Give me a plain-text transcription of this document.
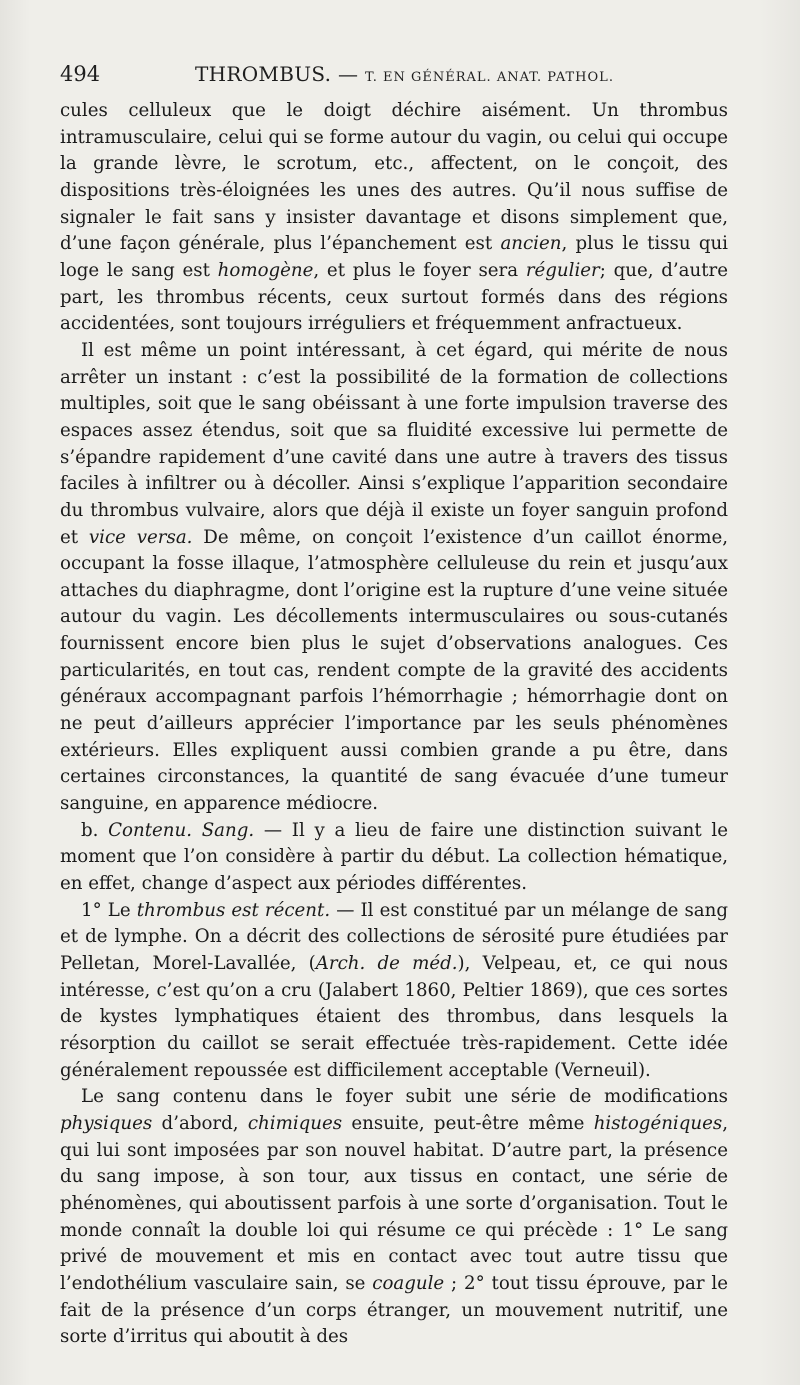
494	THROMBUS. — T. EN GÉNÉRAL. ANAT. PATHOL.

cules celluleux que le doigt déchire aisément. Un thrombus intramusculaire, celui qui se forme autour du vagin, ou celui qui occupe la grande lèvre, le scrotum, etc., affectent, on le conçoit, des dispositions très-éloignées les unes des autres. Qu’il nous suffise de signaler le fait sans y insister davantage et disons simplement que, d’une façon générale, plus l’épanchement est ancien, plus le tissu qui loge le sang est homogène, et plus le foyer sera régulier; que, d’autre part, les thrombus récents, ceux surtout formés dans des régions accidentées, sont toujours irréguliers et fréquemment anfractueux.

Il est même un point intéressant, à cet égard, qui mérite de nous arrêter un instant : c’est la possibilité de la formation de collections multiples, soit que le sang obéissant à une forte impulsion traverse des espaces assez étendus, soit que sa fluidité excessive lui permette de s’épandre rapidement d’une cavité dans une autre à travers des tissus faciles à infiltrer ou à décoller. Ainsi s’explique l’apparition secondaire du thrombus vulvaire, alors que déjà il existe un foyer sanguin profond et vice versa. De même, on conçoit l’existence d’un caillot énorme, occupant la fosse illaque, l’atmosphère celluleuse du rein et jusqu’aux attaches du diaphragme, dont l’origine est la rupture d’une veine située autour du vagin. Les décollements intermusculaires ou sous-cutanés fournissent encore bien plus le sujet d’observations analogues. Ces particularités, en tout cas, rendent compte de la gravité des accidents généraux accompagnant parfois l’hémorrhagie ; hémorrhagie dont on ne peut d’ailleurs apprécier l’importance par les seuls phénomènes extérieurs. Elles expliquent aussi combien grande a pu être, dans certaines circonstances, la quantité de sang évacuée d’une tumeur sanguine, en apparence médiocre.

b. Contenu. Sang. — Il y a lieu de faire une distinction suivant le moment que l’on considère à partir du début. La collection hématique, en effet, change d’aspect aux périodes différentes.

1° Le thrombus est récent. — Il est constitué par un mélange de sang et de lymphe. On a décrit des collections de sérosité pure étudiées par Pelletan, Morel-Lavallée, (Arch. de méd.), Velpeau, et, ce qui nous intéresse, c’est qu’on a cru (Jalabert 1860, Peltier 1869), que ces sortes de kystes lymphatiques étaient des thrombus, dans lesquels la résorption du caillot se serait effectuée très-rapidement. Cette idée généralement repoussée est difficilement acceptable (Verneuil).

Le sang contenu dans le foyer subit une série de modifications physiques d’abord, chimiques ensuite, peut-être même histogéniques, qui lui sont imposées par son nouvel habitat. D’autre part, la présence du sang impose, à son tour, aux tissus en contact, une série de phénomènes, qui aboutissent parfois à une sorte d’organisation. Tout le monde connaît la double loi qui résume ce qui précède : 1° Le sang privé de mouvement et mis en contact avec tout autre tissu que l’endothélium vasculaire sain, se coagule ; 2° tout tissu éprouve, par le fait de la présence d’un corps étranger, un mouvement nutritif, une sorte d’irritus qui aboutit à des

________________________________________

To do
Pictures in the records above are left out; print everything else exactly as written.

Problem solution
Give me a plain-text transcription of this document.
494	THROMBUS. — T. EN GÉNÉRAL. ANAT. PATHOL.

cules celluleux que le doigt déchire aisément. Un thrombus intramusculaire, celui qui se forme autour du vagin, ou celui qui occupe la grande lèvre, le scrotum, etc., affectent, on le conçoit, des dispositions très-éloignées les unes des autres. Qu’il nous suffise de signaler le fait sans y insister davantage et disons simplement que, d’une façon générale, plus l’épanchement est ancien, plus le tissu qui loge le sang est homogène, et plus le foyer sera régulier; que, d’autre part, les thrombus récents, ceux surtout formés dans des régions accidentées, sont toujours irréguliers et fréquemment anfractueux.

Il est même un point intéressant, à cet égard, qui mérite de nous arrêter un instant : c’est la possibilité de la formation de collections multiples, soit que le sang obéissant à une forte impulsion traverse des espaces assez étendus, soit que sa fluidité excessive lui permette de s’épandre rapidement d’une cavité dans une autre à travers des tissus faciles à infiltrer ou à décoller. Ainsi s’explique l’apparition secondaire du thrombus vulvaire, alors que déjà il existe un foyer sanguin profond et vice versa. De même, on conçoit l’existence d’un caillot énorme, occupant la fosse illaque, l’atmosphère celluleuse du rein et jusqu’aux attaches du diaphragme, dont l’origine est la rupture d’une veine située autour du vagin. Les décollements intermusculaires ou sous-cutanés fournissent encore bien plus le sujet d’observations analogues. Ces particularités, en tout cas, rendent compte de la gravité des accidents généraux accompagnant parfois l’hémorrhagie ; hémorrhagie dont on ne peut d’ailleurs apprécier l’importance par les seuls phénomènes extérieurs. Elles expliquent aussi combien grande a pu être, dans certaines circonstances, la quantité de sang évacuée d’une tumeur sanguine, en apparence médiocre.

b. Contenu. Sang. — Il y a lieu de faire une distinction suivant le moment que l’on considère à partir du début. La collection hématique, en effet, change d’aspect aux périodes différentes.

1° Le thrombus est récent. — Il est constitué par un mélange de sang et de lymphe. On a décrit des collections de sérosité pure étudiées par Pelletan, Morel-Lavallée, (Arch. de méd.), Velpeau, et, ce qui nous intéresse, c’est qu’on a cru (Jalabert 1860, Peltier 1869), que ces sortes de kystes lymphatiques étaient des thrombus, dans lesquels la résorption du caillot se serait effectuée très-rapidement. Cette idée généralement repoussée est difficilement acceptable (Verneuil).

Le sang contenu dans le foyer subit une série de modifications physiques d’abord, chimiques ensuite, peut-être même histogéniques, qui lui sont imposées par son nouvel habitat. D’autre part, la présence du sang impose, à son tour, aux tissus en contact, une série de phénomènes, qui aboutissent parfois à une sorte d’organisation. Tout le monde connaît la double loi qui résume ce qui précède : 1° Le sang privé de mouvement et mis en contact avec tout autre tissu que l’endothélium vasculaire sain, se coagule ; 2° tout tissu éprouve, par le fait de la présence d’un corps étranger, un mouvement nutritif, une sorte d’irritus qui aboutit à des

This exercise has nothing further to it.